> _AIM OF THE TASK_: Without the pictures, set down every line of the data exactly.

> _DATA TO PROCESS_:
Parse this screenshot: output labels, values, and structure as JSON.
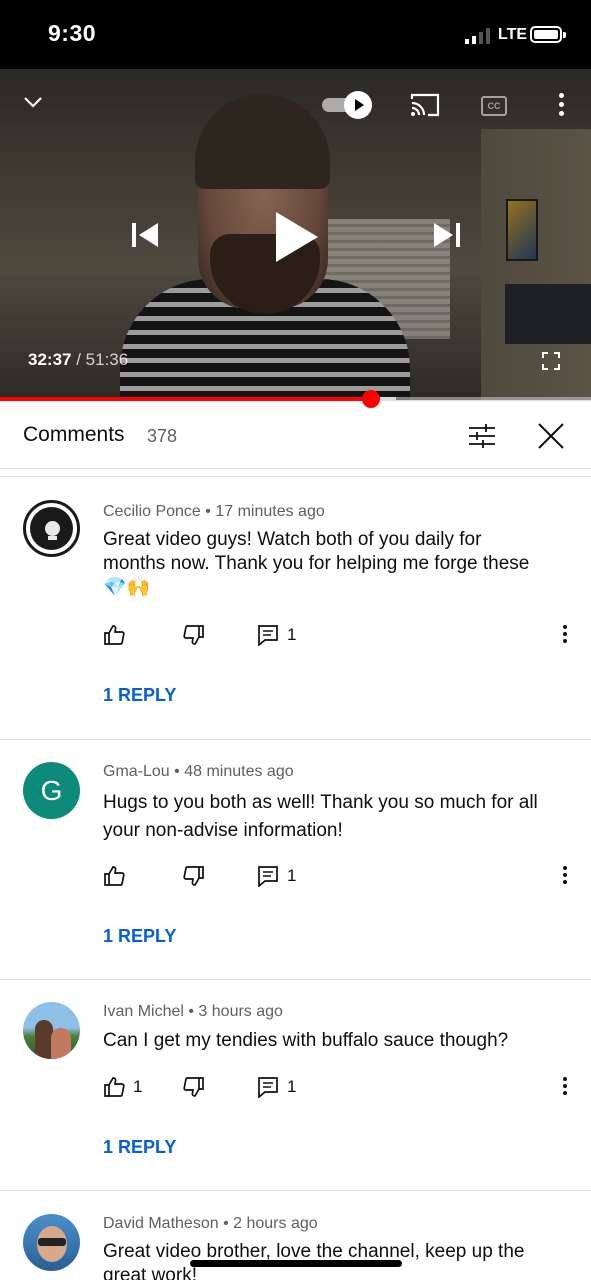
{
  "status_bar": {
    "time": "9:30",
    "network": "LTE"
  },
  "player": {
    "current_time": "32:37",
    "separator": " / ",
    "duration": "51:36",
    "progress_fraction": 0.6276,
    "buffer_fraction": 0.67,
    "accent_color": "#ff0000",
    "icons": [
      "chevron-down-icon",
      "autoplay-toggle-icon",
      "cast-icon",
      "cc-icon",
      "more-vert-icon",
      "skip-previous-icon",
      "play-icon",
      "skip-next-icon",
      "fullscreen-icon"
    ],
    "cc_label": "CC"
  },
  "comments_panel": {
    "title": "Comments",
    "count": "378",
    "icons": [
      "filter-icon",
      "close-icon"
    ],
    "comments": [
      {
        "author": "Cecilio Ponce",
        "age": "17 minutes ago",
        "text_lines": [
          "Great video guys! Watch both of you daily for",
          "months now. Thank you for helping me forge these",
          "💎🙌"
        ],
        "likes": "",
        "reply_count": "1",
        "replies_label": "1 REPLY",
        "avatar": "badge"
      },
      {
        "author": "Gma-Lou",
        "age": "48 minutes ago",
        "text_lines": [
          "Hugs to you both as well!  Thank you so much for all",
          "your non-advise information!"
        ],
        "likes": "",
        "reply_count": "1",
        "replies_label": "1 REPLY",
        "avatar_letter": "G",
        "avatar_color": "#0e8a7a"
      },
      {
        "author": "Ivan Michel",
        "age": "3 hours ago",
        "text_lines": [
          "Can I get my tendies with buffalo sauce though?"
        ],
        "likes": "1",
        "reply_count": "1",
        "replies_label": "1 REPLY",
        "avatar": "photo"
      },
      {
        "author": "David Matheson",
        "age": "2 hours ago",
        "text_lines": [
          "Great video brother, love the channel, keep up the",
          "great work!"
        ],
        "avatar": "photo"
      }
    ],
    "link_color": "#065fd4"
  }
}
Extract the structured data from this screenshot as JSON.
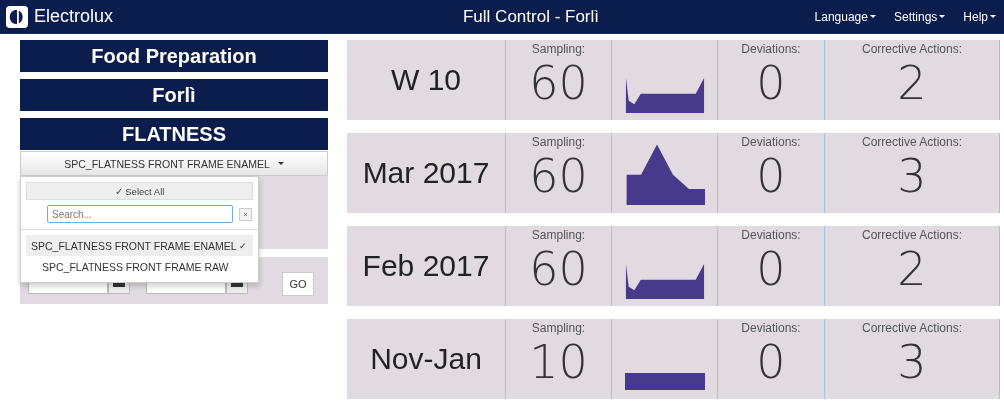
{
  "header": {
    "brand": "Electrolux",
    "title": "Full Control - Forlì",
    "menus": [
      {
        "label": "Language"
      },
      {
        "label": "Settings"
      },
      {
        "label": "Help"
      }
    ]
  },
  "sidebar": {
    "sections": [
      "Food Preparation",
      "Forlì",
      "FLATNESS"
    ],
    "dropdown": {
      "value": "SPC_FLATNESS FRONT FRAME ENAMEL",
      "expanded": true,
      "select_all": "✓ Select All",
      "search": {
        "placeholder": "Search..."
      },
      "clear": "×",
      "options": [
        {
          "label": "SPC_FLATNESS FRONT FRAME ENAMEL",
          "selected": true,
          "check": "✓"
        },
        {
          "label": "SPC_FLATNESS FRONT FRAME RAW",
          "selected": false
        }
      ]
    },
    "go": "GO"
  },
  "cards": [
    {
      "period": "W 10",
      "sampling_label": "Sampling:",
      "sampling": "60",
      "trend": {
        "kind": "dip"
      },
      "deviations_label": "Deviations:",
      "deviations": "0",
      "actions_label": "Corrective Actions:",
      "actions": "2"
    },
    {
      "period": "Mar 2017",
      "sampling_label": "Sampling:",
      "sampling": "60",
      "trend": {
        "kind": "peak"
      },
      "deviations_label": "Deviations:",
      "deviations": "0",
      "actions_label": "Corrective Actions:",
      "actions": "3"
    },
    {
      "period": "Feb 2017",
      "sampling_label": "Sampling:",
      "sampling": "60",
      "trend": {
        "kind": "dip"
      },
      "deviations_label": "Deviations:",
      "deviations": "0",
      "actions_label": "Corrective Actions:",
      "actions": "2"
    },
    {
      "period": "Nov-Jan",
      "sampling_label": "Sampling:",
      "sampling": "10",
      "trend": {
        "kind": "flat"
      },
      "deviations_label": "Deviations:",
      "deviations": "0",
      "actions_label": "Corrective Actions:",
      "actions": "3"
    }
  ]
}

> _THE RESPONSE_:
Parse this screenshot: output labels, values, and structure as JSON.
{
  "status_bar": {
    "time": "9:30",
    "network": "LTE"
  },
  "player": {
    "current_time": "32:37",
    "separator": " / ",
    "duration": "51:36",
    "progress_fraction": 0.6276,
    "buffer_fraction": 0.67,
    "accent_color": "#ff0000",
    "icons": [
      "chevron-down-icon",
      "autoplay-toggle-icon",
      "cast-icon",
      "cc-icon",
      "more-vert-icon",
      "skip-previous-icon",
      "play-icon",
      "skip-next-icon",
      "fullscreen-icon"
    ],
    "cc_label": "CC"
  },
  "comments_panel": {
    "title": "Comments",
    "count": "378",
    "icons": [
      "filter-icon",
      "close-icon"
    ],
    "comments": [
      {
        "author": "Cecilio Ponce",
        "age": "17 minutes ago",
        "text_lines": [
          "Great video guys! Watch both of you daily for",
          "months now. Thank you for helping me forge these",
          "💎🙌"
        ],
        "likes": "",
        "reply_count": "1",
        "replies_label": "1 REPLY",
        "avatar": "badge"
      },
      {
        "author": "Gma-Lou",
        "age": "48 minutes ago",
        "text_lines": [
          "Hugs to you both as well!  Thank you so much for all",
          "your non-advise information!"
        ],
        "likes": "",
        "reply_count": "1",
        "replies_label": "1 REPLY",
        "avatar_letter": "G",
        "avatar_color": "#0e8a7a"
      },
      {
        "author": "Ivan Michel",
        "age": "3 hours ago",
        "text_lines": [
          "Can I get my tendies with buffalo sauce though?"
        ],
        "likes": "1",
        "reply_count": "1",
        "replies_label": "1 REPLY",
        "avatar": "photo"
      },
      {
        "author": "David Matheson",
        "age": "2 hours ago",
        "text_lines": [
          "Great video brother, love the channel, keep up the",
          "great work!"
        ],
        "avatar": "photo"
      }
    ],
    "link_color": "#065fd4"
  }
}
Extract the structured data from this screenshot as JSON.
{
  "header": {
    "brand": "Electrolux",
    "title": "Full Control - Forlì",
    "menus": [
      {
        "label": "Language"
      },
      {
        "label": "Settings"
      },
      {
        "label": "Help"
      }
    ]
  },
  "sidebar": {
    "sections": [
      "Food Preparation",
      "Forlì",
      "FLATNESS"
    ],
    "dropdown": {
      "value": "SPC_FLATNESS FRONT FRAME ENAMEL",
      "expanded": true,
      "select_all": "✓ Select All",
      "search": {
        "placeholder": "Search..."
      },
      "clear": "×",
      "options": [
        {
          "label": "SPC_FLATNESS FRONT FRAME ENAMEL",
          "selected": true,
          "check": "✓"
        },
        {
          "label": "SPC_FLATNESS FRONT FRAME RAW",
          "selected": false
        }
      ]
    },
    "go": "GO"
  },
  "cards": [
    {
      "period": "W 10",
      "sampling_label": "Sampling:",
      "sampling": "60",
      "trend": {
        "kind": "dip"
      },
      "deviations_label": "Deviations:",
      "deviations": "0",
      "actions_label": "Corrective Actions:",
      "actions": "2"
    },
    {
      "period": "Mar 2017",
      "sampling_label": "Sampling:",
      "sampling": "60",
      "trend": {
        "kind": "peak"
      },
      "deviations_label": "Deviations:",
      "deviations": "0",
      "actions_label": "Corrective Actions:",
      "actions": "3"
    },
    {
      "period": "Feb 2017",
      "sampling_label": "Sampling:",
      "sampling": "60",
      "trend": {
        "kind": "dip"
      },
      "deviations_label": "Deviations:",
      "deviations": "0",
      "actions_label": "Corrective Actions:",
      "actions": "2"
    },
    {
      "period": "Nov-Jan",
      "sampling_label": "Sampling:",
      "sampling": "10",
      "trend": {
        "kind": "flat"
      },
      "deviations_label": "Deviations:",
      "deviations": "0",
      "actions_label": "Corrective Actions:",
      "actions": "3"
    }
  ]
}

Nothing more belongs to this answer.